→ Exercise: Extract every line that includes the string "true".
[start Record list]
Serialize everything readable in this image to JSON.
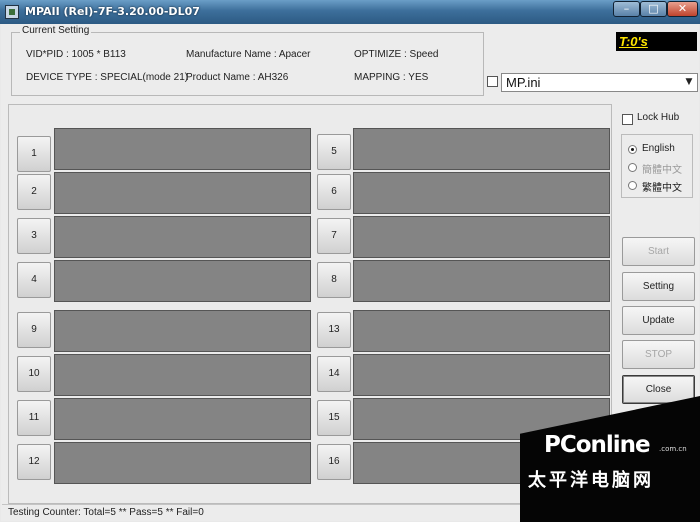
{
  "window": {
    "title": "MPAII (Rel)-7F-3.20.00-DL07",
    "minimize_label": "–",
    "maximize_label": "□",
    "close_label": "✕"
  },
  "current_setting": {
    "legend": "Current Setting",
    "vid_pid": "VID*PID : 1005 * B113",
    "device_type": "DEVICE TYPE : SPECIAL(mode 21)",
    "manufacture_name": "Manufacture Name : Apacer",
    "product_name": "Product Name : AH326",
    "optimize": "OPTIMIZE : Speed",
    "mapping": "MAPPING : YES"
  },
  "timer": "T:0's",
  "ini_combo": {
    "value": "MP.ini",
    "arrow": "▼"
  },
  "ports": [
    {
      "num": "1"
    },
    {
      "num": "2"
    },
    {
      "num": "3"
    },
    {
      "num": "4"
    },
    {
      "num": "5"
    },
    {
      "num": "6"
    },
    {
      "num": "7"
    },
    {
      "num": "8"
    },
    {
      "num": "9"
    },
    {
      "num": "10"
    },
    {
      "num": "11"
    },
    {
      "num": "12"
    },
    {
      "num": "13"
    },
    {
      "num": "14"
    },
    {
      "num": "15"
    },
    {
      "num": "16"
    }
  ],
  "lock_hub": "Lock Hub",
  "languages": [
    {
      "label": "English",
      "selected": true
    },
    {
      "label": "簡體中文",
      "selected": false
    },
    {
      "label": "繁體中文",
      "selected": false
    }
  ],
  "buttons": {
    "start": "Start",
    "setting": "Setting",
    "update": "Update",
    "stop": "STOP",
    "close": "Close"
  },
  "status": "Testing Counter: Total=5 ** Pass=5 ** Fail=0",
  "watermark": {
    "brand": "PConline",
    "domain": ".com.cn",
    "cn": "太平洋电脑网"
  }
}
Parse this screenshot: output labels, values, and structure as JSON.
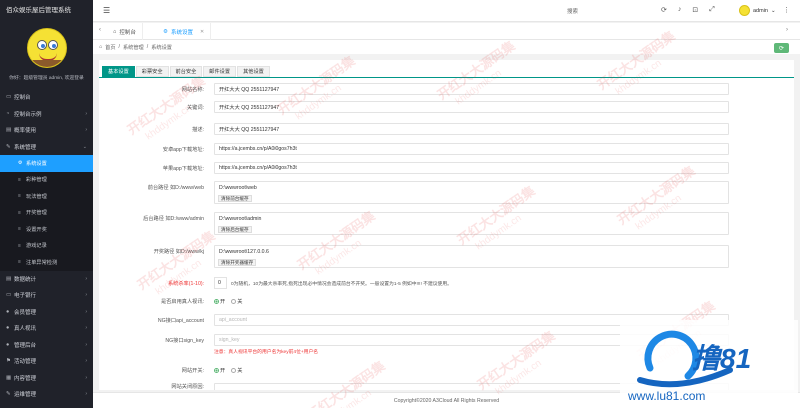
{
  "app": {
    "title": "佰众娱乐屋后管理系统"
  },
  "sidebar": {
    "welcome": "你好：超级管理员 admin, 欢迎登录",
    "items": [
      {
        "label": "控制台",
        "icon": "monitor-icon",
        "type": "item"
      },
      {
        "label": "控制台示例",
        "icon": "dashboard-icon",
        "type": "item",
        "caret": "›"
      },
      {
        "label": "概率使用",
        "icon": "chart-icon",
        "type": "item",
        "caret": "›"
      },
      {
        "label": "系统管理",
        "icon": "wrench-icon",
        "type": "item",
        "caret": "⌄"
      },
      {
        "label": "系统设置",
        "icon": "gear-icon",
        "type": "sub",
        "active": true
      },
      {
        "label": "彩种管理",
        "icon": "list-icon",
        "type": "sub"
      },
      {
        "label": "玩法管理",
        "icon": "list-icon",
        "type": "sub"
      },
      {
        "label": "开奖管理",
        "icon": "list-icon",
        "type": "sub"
      },
      {
        "label": "设置开奖",
        "icon": "list-icon",
        "type": "sub"
      },
      {
        "label": "游戏记录",
        "icon": "list-icon",
        "type": "sub"
      },
      {
        "label": "注单异常检测",
        "icon": "list-icon",
        "type": "sub"
      },
      {
        "label": "数据统计",
        "icon": "chart-icon",
        "type": "item",
        "caret": "›"
      },
      {
        "label": "电子银行",
        "icon": "card-icon",
        "type": "item",
        "caret": "›"
      },
      {
        "label": "会员管理",
        "icon": "user-icon",
        "type": "item",
        "caret": "›"
      },
      {
        "label": "真人视讯",
        "icon": "user-icon",
        "type": "item",
        "caret": "›"
      },
      {
        "label": "管理后台",
        "icon": "user-icon",
        "type": "item",
        "caret": "›"
      },
      {
        "label": "活动管理",
        "icon": "flag-icon",
        "type": "item",
        "caret": "›"
      },
      {
        "label": "内容管理",
        "icon": "doc-icon",
        "type": "item",
        "caret": "›"
      },
      {
        "label": "运维管理",
        "icon": "wrench-icon",
        "type": "item",
        "caret": "›"
      }
    ]
  },
  "header": {
    "menu_icon": "☰",
    "search": "搜索",
    "user": "admin",
    "user_caret": "⌄"
  },
  "tabs": [
    {
      "label": "控制台",
      "icon": "home-icon"
    },
    {
      "label": "系统设置",
      "icon": "gear-icon",
      "close": "✕"
    }
  ],
  "breadcrumb": {
    "home": "首页",
    "sep": "/",
    "level1": "系统管理",
    "level2": "系统设置"
  },
  "subtabs": [
    "基本设置",
    "彩票安全",
    "前台安全",
    "邮件设置",
    "其他设置"
  ],
  "form": {
    "site_name": {
      "label": "网站名称:",
      "value": "开红大大 QQ 2551127947"
    },
    "keywords": {
      "label": "关键词:",
      "value": "开红大大 QQ 2551127947"
    },
    "description": {
      "label": "描述:",
      "value": "开红大大 QQ 2551127947"
    },
    "android_url": {
      "label": "安卓app下载地址:",
      "value": "https://a.jcembs.cn/p/A0i0gos7h3t"
    },
    "ios_url": {
      "label": "苹果app下载地址:",
      "value": "https://a.jcembs.cn/p/A0i0gos7h3t"
    },
    "front_path": {
      "label": "前台路径 如D:/www/web",
      "value": "D:\\wwwroot\\web",
      "button": "清除前台缓存"
    },
    "admin_path": {
      "label": "后台路径 如D:/www/admin",
      "value": "D:\\wwwroot\\admin",
      "button": "清除后台缓存"
    },
    "draw_path": {
      "label": "开奖路径 如D:/www/kj",
      "value": "D:\\wwwroot\\127.0.0.6",
      "button": "清除开奖器缓存"
    },
    "kill_rate": {
      "label": "系统杀率(1-10):",
      "value": "0",
      "hint": "0为随机，10为最大杀率死,指死出现必中情况会造成前台不开奖。一般设置为1-5 例如中!!!! 不建议使用。"
    },
    "live_enable": {
      "label": "是否启用真人视讯:",
      "on": "开",
      "off": "关"
    },
    "ng_account": {
      "label": "NG接口api_account",
      "placeholder": "api_account"
    },
    "ng_sign": {
      "label": "NG接口sign_key",
      "placeholder": "sign_key",
      "warning": "注意：真人视讯平台的用户名为key前4位+用户名"
    },
    "site_switch": {
      "label": "网站开关:",
      "on": "开",
      "off": "关"
    },
    "close_reason": {
      "label": "网站关闭原因:"
    }
  },
  "footer": "Copyright©2020 A3Cloud All Rights Reserved",
  "watermark": {
    "cn": "开红大大源码集",
    "en": "khddymk.cn"
  },
  "logo": {
    "text": "撸81",
    "url": "www.lu81.com"
  },
  "colors": {
    "sidebar": "#20222a",
    "active": "#1e9fff",
    "teal": "#009688",
    "green": "#5fb878",
    "warn": "#ee3333"
  }
}
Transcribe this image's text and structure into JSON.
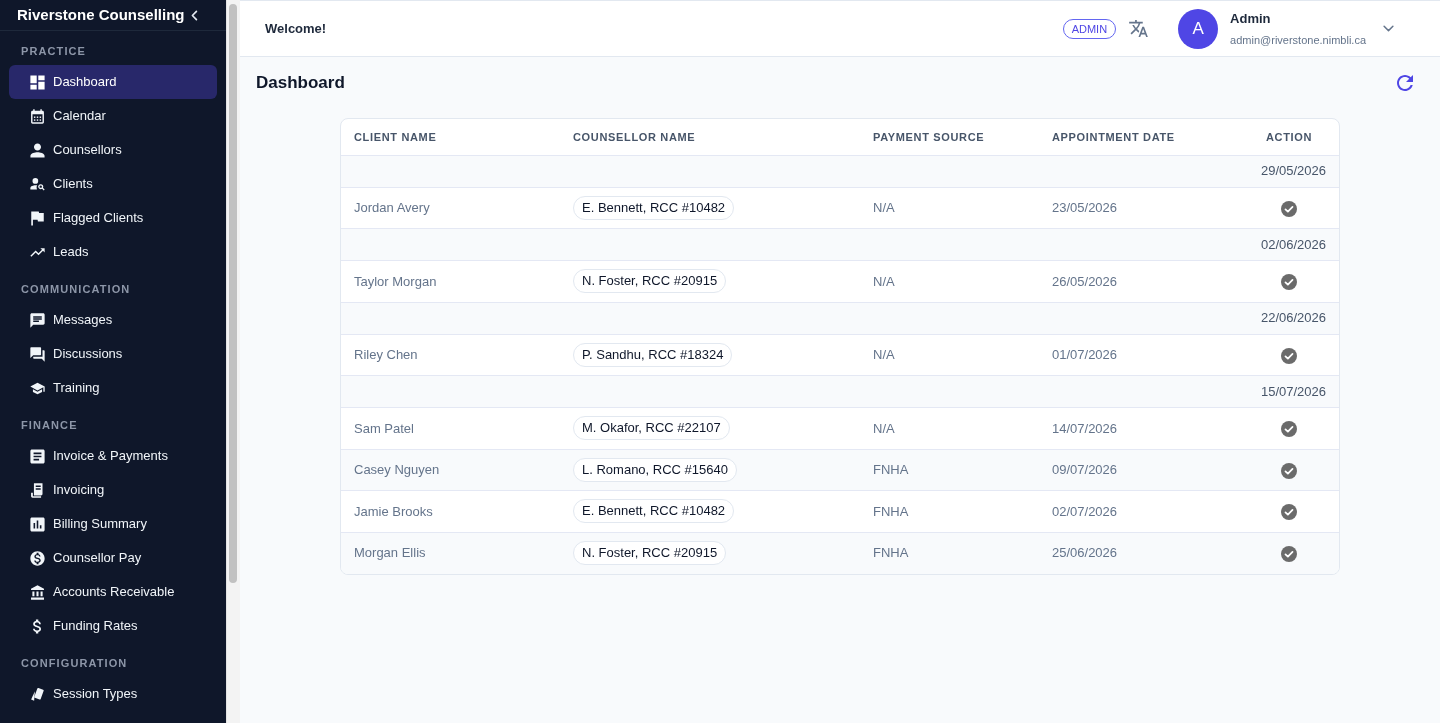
{
  "sidebar": {
    "title": "Riverstone Counselling",
    "sections": [
      {
        "heading": "PRACTICE",
        "items": [
          {
            "label": "Dashboard",
            "selected": true
          },
          {
            "label": "Calendar",
            "selected": false
          },
          {
            "label": "Counsellors",
            "selected": false
          },
          {
            "label": "Clients",
            "selected": false
          },
          {
            "label": "Flagged Clients",
            "selected": false
          },
          {
            "label": "Leads",
            "selected": false
          }
        ]
      },
      {
        "heading": "COMMUNICATION",
        "items": [
          {
            "label": "Messages",
            "selected": false
          },
          {
            "label": "Discussions",
            "selected": false
          },
          {
            "label": "Training",
            "selected": false
          }
        ]
      },
      {
        "heading": "FINANCE",
        "items": [
          {
            "label": "Invoice & Payments",
            "selected": false
          },
          {
            "label": "Invoicing",
            "selected": false
          },
          {
            "label": "Billing Summary",
            "selected": false
          },
          {
            "label": "Counsellor Pay",
            "selected": false
          },
          {
            "label": "Accounts Receivable",
            "selected": false
          },
          {
            "label": "Funding Rates",
            "selected": false
          }
        ]
      },
      {
        "heading": "CONFIGURATION",
        "items": [
          {
            "label": "Session Types",
            "selected": false
          }
        ]
      }
    ]
  },
  "top_bar": {
    "greeting": "Welcome!",
    "role_badge": "ADMIN",
    "user": {
      "avatar_letter": "A",
      "name": "Admin",
      "email": "admin@riverstone.nimbli.ca"
    }
  },
  "page": {
    "title": "Dashboard"
  },
  "table": {
    "columns": [
      "CLIENT NAME",
      "COUNSELLOR NAME",
      "PAYMENT SOURCE",
      "APPOINTMENT DATE",
      "ACTION"
    ],
    "groups": [
      {
        "date": "29/05/2026",
        "rows": [
          {
            "client": "Jordan Avery",
            "counsellor": "E. Bennett, RCC #10482",
            "payment_source": "N/A",
            "appointment_date": "23/05/2026"
          }
        ]
      },
      {
        "date": "02/06/2026",
        "rows": [
          {
            "client": "Taylor Morgan",
            "counsellor": "N. Foster, RCC #20915",
            "payment_source": "N/A",
            "appointment_date": "26/05/2026"
          }
        ]
      },
      {
        "date": "22/06/2026",
        "rows": [
          {
            "client": "Riley Chen",
            "counsellor": "P. Sandhu, RCC #18324",
            "payment_source": "N/A",
            "appointment_date": "01/07/2026"
          }
        ]
      },
      {
        "date": "15/07/2026",
        "rows": [
          {
            "client": "Sam Patel",
            "counsellor": "M. Okafor, RCC #22107",
            "payment_source": "N/A",
            "appointment_date": "14/07/2026"
          },
          {
            "client": "Casey Nguyen",
            "counsellor": "L. Romano, RCC #15640",
            "payment_source": "FNHA",
            "appointment_date": "09/07/2026"
          },
          {
            "client": "Jamie Brooks",
            "counsellor": "E. Bennett, RCC #10482",
            "payment_source": "FNHA",
            "appointment_date": "02/07/2026"
          },
          {
            "client": "Morgan Ellis",
            "counsellor": "N. Foster, RCC #20915",
            "payment_source": "FNHA",
            "appointment_date": "25/06/2026"
          }
        ]
      }
    ]
  }
}
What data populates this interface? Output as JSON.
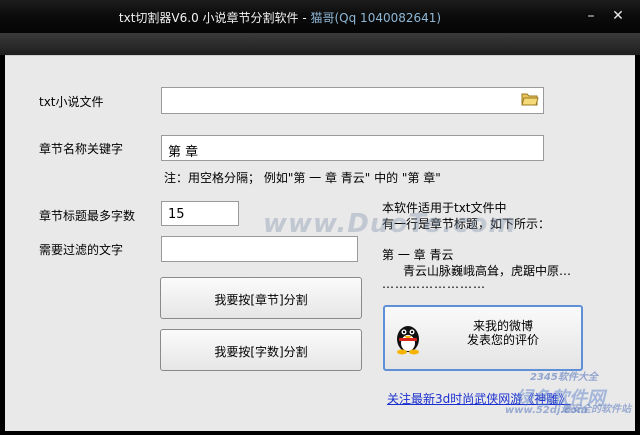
[end Record list]
→ Answer to this exercise:
      "selected": true
        "active": true
            "selected": true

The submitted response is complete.